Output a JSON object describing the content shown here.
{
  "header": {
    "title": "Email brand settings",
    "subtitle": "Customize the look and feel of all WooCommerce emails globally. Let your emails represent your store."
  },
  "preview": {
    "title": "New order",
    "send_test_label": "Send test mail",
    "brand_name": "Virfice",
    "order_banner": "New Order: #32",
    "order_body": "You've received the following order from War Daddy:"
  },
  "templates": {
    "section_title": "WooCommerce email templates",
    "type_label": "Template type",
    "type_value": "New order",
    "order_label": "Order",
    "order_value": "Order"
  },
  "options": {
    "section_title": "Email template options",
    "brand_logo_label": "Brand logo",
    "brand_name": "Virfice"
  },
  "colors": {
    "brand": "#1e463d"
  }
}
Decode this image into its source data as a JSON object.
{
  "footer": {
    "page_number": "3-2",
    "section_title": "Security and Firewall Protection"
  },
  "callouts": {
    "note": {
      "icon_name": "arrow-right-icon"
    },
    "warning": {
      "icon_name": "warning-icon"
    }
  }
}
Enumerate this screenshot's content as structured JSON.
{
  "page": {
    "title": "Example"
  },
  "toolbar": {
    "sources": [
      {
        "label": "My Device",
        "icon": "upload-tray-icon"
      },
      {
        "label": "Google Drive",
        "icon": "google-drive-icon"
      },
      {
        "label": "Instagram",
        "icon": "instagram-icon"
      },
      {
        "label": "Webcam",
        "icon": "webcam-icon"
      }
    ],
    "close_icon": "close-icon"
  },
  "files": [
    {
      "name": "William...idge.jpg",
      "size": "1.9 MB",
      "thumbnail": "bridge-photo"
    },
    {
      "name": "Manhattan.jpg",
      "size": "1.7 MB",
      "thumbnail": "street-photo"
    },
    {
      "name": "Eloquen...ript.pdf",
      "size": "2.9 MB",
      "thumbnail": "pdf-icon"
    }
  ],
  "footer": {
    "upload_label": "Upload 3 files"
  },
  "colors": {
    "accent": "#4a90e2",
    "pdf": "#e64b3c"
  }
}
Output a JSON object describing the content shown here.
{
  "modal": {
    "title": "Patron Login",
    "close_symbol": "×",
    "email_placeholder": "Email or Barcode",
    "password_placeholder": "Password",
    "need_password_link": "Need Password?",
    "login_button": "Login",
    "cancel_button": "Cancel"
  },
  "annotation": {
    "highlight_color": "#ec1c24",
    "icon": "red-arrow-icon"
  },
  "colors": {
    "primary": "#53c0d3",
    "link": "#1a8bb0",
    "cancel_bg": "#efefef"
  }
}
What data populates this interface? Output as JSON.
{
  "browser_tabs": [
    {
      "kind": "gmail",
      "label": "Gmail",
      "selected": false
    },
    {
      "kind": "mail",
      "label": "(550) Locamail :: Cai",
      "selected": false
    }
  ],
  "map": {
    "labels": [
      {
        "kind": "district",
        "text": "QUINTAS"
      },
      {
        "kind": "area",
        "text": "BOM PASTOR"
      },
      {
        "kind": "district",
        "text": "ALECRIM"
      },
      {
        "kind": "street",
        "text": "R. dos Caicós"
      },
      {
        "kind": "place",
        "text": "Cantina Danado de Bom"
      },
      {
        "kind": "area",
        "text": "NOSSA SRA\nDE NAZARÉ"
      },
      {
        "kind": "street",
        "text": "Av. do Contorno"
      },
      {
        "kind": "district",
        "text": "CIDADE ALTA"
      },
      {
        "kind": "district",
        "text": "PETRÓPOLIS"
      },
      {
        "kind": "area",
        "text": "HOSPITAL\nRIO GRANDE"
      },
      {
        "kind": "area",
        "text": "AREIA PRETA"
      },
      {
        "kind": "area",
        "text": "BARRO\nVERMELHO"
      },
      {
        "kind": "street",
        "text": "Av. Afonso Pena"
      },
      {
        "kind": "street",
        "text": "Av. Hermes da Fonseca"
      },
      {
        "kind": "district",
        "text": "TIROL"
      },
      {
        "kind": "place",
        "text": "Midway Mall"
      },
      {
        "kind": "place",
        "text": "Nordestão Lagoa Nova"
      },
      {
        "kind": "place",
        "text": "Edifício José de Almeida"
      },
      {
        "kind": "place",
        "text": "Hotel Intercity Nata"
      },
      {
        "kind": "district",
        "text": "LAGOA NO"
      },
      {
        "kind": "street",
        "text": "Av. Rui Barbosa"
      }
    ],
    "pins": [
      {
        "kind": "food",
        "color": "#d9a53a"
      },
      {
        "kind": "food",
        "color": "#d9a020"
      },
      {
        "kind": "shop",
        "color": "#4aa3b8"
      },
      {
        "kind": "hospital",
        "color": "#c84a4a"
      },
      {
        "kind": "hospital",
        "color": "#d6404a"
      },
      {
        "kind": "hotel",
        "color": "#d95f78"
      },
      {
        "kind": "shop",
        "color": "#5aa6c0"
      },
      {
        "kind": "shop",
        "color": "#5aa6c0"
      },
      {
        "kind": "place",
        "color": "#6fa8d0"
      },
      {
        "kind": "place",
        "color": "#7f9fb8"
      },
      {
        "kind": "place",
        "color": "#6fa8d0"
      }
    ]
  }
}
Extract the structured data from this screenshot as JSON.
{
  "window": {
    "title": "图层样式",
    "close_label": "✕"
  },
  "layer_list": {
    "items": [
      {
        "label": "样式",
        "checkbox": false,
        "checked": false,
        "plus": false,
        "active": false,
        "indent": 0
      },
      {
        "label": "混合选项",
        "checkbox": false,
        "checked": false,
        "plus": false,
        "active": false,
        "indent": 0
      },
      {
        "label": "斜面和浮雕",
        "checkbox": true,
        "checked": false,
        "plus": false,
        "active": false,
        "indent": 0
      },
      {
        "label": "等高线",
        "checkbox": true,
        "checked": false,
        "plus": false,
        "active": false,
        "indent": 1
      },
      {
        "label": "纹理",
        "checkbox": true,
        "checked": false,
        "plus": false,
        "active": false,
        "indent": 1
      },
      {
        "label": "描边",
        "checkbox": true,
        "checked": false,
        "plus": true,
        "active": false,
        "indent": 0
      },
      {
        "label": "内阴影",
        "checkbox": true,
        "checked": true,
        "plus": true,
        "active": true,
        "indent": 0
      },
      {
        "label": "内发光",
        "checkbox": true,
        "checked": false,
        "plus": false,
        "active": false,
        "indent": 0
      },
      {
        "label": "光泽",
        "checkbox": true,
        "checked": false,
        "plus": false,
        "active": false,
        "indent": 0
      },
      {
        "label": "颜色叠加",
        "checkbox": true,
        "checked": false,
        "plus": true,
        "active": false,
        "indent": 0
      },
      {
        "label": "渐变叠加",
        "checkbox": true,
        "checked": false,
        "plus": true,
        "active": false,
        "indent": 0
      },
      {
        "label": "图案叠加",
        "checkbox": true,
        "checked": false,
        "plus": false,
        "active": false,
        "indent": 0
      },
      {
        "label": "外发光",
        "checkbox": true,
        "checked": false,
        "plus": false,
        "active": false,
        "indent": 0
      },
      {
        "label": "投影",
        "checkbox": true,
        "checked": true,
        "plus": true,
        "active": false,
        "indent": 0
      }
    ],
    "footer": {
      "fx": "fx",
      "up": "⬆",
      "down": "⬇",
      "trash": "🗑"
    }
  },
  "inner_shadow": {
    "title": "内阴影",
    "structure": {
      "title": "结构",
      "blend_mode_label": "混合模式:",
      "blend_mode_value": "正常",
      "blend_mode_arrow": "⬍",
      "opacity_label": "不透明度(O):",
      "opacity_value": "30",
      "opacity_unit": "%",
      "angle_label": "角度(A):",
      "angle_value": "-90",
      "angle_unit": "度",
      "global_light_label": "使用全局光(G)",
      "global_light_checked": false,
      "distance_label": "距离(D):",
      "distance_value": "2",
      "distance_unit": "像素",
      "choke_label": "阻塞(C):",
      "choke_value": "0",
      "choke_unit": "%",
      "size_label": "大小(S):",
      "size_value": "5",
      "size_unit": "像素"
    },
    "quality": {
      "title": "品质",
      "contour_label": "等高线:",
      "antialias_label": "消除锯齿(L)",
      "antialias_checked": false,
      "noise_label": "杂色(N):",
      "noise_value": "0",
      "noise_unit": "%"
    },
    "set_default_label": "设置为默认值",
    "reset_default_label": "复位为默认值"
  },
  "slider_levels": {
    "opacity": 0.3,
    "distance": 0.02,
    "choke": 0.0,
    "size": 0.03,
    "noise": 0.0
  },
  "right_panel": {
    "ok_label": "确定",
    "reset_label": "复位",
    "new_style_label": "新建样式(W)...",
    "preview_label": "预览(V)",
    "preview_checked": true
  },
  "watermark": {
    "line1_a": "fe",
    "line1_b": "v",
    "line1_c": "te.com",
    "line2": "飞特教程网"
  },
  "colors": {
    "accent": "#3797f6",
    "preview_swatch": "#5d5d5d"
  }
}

• • • • • • •

### Instructions for the task:
Extract every line containing the string "structured" from the data above.

### Written answer:
Enumerate this screenshot's content as structured JSON.
Extract the structured data from this screenshot as JSON.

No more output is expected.